--- start Provided passage ---

It's asinine for me to be giving advice to someone worth $46 billion, but here goes:

Warren Buffet should buy Corning, Inc. (NYSE: GLW)

1. By george, it's an elephant!

His gun is loaded and his trigger finger is itchy. (Sounds like a personal problem.) But seriously, he said in his annual shareholder level in 2012 he wanted to go elephant hunting, meaning he was looking for companies to acquire (in the $20 billion range). GLW is currently worth about $18 billion.  Berkshire-Hathaway (NYSE: BRK-B) has become so large that smaller acquisitions don't even move the needle.

2. Consistent earnings.

Buffet's teacher at Columbia, Benjamin Graham, cared more about average earnings than 12 month's trailing earnings (and ol' Ben hated forward earnings.) GLW's net income over the last five years works out to $3.2 billion net income per year! 

3. It's cheap.

Buffet has been willing to pay ten times net-income in the past.  Valuing GLW at ten times net income would put them at a $32 billion market cap. That makes them grossly undervalued compared to their current market capitalization.

4. Green lasers (Pew pew pew!)

"Green lasers" refers to laser projection technology that would allow cell phones/tablets to show videos and movies on walls. This is only one of Corning's many exciting future technology projects.  As a matter of fact, GLW spends $1 billion per year on research and development. This R&D has resulted in huge innovative breakthroughs such as gorilla glass, willow glass, LCD glass, etc. Like several big companies (Google, IBM, etc.) their efforts in R&D will advance their technology greatly. (Hey, maybe we could get them to do something with copy machines. SERIOUSLY, COPY MACHINES NEVER WORK.)

--- end Provided passage ---
--- start Extracted records ---

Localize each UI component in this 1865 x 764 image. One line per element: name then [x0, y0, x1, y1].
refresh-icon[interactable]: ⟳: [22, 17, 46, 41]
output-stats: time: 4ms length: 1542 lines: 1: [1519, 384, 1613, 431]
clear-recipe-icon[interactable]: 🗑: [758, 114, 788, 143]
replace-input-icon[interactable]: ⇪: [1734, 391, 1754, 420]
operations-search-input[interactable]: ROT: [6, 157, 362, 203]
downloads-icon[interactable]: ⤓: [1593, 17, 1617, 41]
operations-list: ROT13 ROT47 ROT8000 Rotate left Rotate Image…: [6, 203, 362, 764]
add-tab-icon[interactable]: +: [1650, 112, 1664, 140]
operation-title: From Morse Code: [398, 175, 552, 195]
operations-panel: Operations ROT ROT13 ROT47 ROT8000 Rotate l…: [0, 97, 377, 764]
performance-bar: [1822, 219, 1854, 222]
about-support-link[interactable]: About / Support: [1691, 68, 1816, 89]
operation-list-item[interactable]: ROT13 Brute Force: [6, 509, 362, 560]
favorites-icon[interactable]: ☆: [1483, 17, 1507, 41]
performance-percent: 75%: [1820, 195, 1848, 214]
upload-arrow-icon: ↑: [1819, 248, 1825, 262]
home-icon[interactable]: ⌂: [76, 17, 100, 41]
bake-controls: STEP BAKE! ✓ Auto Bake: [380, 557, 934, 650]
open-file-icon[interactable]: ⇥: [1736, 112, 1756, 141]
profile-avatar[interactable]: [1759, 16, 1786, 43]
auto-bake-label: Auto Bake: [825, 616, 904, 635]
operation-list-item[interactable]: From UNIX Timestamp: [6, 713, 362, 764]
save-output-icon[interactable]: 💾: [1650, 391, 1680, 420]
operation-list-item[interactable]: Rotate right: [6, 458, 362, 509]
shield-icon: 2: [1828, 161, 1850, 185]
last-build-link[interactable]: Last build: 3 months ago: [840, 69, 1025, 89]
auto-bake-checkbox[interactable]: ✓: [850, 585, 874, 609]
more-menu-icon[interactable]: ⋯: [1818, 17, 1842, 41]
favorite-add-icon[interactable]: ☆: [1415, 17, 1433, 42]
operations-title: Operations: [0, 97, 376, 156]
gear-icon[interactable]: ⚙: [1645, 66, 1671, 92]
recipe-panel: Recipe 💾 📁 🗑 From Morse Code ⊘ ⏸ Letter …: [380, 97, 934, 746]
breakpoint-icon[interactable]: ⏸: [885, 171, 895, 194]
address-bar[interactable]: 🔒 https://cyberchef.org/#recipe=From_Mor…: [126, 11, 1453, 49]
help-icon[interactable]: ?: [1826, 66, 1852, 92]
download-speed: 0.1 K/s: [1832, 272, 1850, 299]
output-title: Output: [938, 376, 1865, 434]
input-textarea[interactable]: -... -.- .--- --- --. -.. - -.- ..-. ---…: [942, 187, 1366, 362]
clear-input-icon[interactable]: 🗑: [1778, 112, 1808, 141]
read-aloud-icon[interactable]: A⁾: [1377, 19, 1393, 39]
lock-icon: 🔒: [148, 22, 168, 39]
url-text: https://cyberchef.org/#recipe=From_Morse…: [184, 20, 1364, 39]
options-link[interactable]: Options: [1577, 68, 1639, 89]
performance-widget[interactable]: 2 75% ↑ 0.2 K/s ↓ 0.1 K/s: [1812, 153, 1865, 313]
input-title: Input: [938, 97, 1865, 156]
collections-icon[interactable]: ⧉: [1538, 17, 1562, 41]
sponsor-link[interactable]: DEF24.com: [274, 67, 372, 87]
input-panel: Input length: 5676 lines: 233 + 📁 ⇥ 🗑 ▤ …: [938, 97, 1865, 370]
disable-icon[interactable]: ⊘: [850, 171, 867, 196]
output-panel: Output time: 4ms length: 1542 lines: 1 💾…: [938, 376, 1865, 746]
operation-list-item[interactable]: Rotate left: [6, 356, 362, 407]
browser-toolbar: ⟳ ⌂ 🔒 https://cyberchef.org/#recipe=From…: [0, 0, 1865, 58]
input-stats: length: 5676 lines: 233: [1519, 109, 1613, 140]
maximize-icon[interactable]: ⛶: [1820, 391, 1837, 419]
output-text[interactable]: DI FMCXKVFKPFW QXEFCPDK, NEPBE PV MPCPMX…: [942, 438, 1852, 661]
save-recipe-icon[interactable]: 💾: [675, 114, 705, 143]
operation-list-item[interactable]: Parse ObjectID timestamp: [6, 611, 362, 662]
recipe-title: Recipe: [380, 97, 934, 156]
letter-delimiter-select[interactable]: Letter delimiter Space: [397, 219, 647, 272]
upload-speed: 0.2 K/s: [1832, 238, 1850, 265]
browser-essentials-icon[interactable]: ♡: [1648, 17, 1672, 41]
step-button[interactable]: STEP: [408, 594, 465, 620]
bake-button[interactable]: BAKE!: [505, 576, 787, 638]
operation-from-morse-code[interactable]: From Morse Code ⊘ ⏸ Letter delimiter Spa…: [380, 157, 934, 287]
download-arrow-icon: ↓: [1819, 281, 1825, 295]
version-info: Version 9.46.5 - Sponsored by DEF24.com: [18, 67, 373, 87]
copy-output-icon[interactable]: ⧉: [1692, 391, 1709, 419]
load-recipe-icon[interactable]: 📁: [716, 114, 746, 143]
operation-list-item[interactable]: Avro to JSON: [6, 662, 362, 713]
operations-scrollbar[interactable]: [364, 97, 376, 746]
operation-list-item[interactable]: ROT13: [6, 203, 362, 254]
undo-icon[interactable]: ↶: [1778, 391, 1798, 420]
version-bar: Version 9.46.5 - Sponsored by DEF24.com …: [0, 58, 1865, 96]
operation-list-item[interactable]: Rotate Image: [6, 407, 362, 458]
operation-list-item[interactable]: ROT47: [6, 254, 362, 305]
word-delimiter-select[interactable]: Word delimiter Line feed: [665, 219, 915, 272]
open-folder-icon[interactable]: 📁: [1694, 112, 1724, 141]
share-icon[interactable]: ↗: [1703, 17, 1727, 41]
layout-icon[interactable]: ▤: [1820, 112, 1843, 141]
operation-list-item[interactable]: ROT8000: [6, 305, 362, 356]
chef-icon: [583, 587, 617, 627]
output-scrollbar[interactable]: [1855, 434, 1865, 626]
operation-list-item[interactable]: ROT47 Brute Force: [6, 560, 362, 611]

--- end Extracted records ---

Instructions for the task: From the post about Corning, set down word for word the stretch that opens with "Buffet's teacher at" and closes with "income per year!".

Result of this task:
Buffet's teacher at Columbia, Benjamin Graham, cared more about average earnings than 12 month's trailing earnings (and ol' Ben hated forward earnings.) GLW's net income over the last five years works out to $3.2 billion net income per year!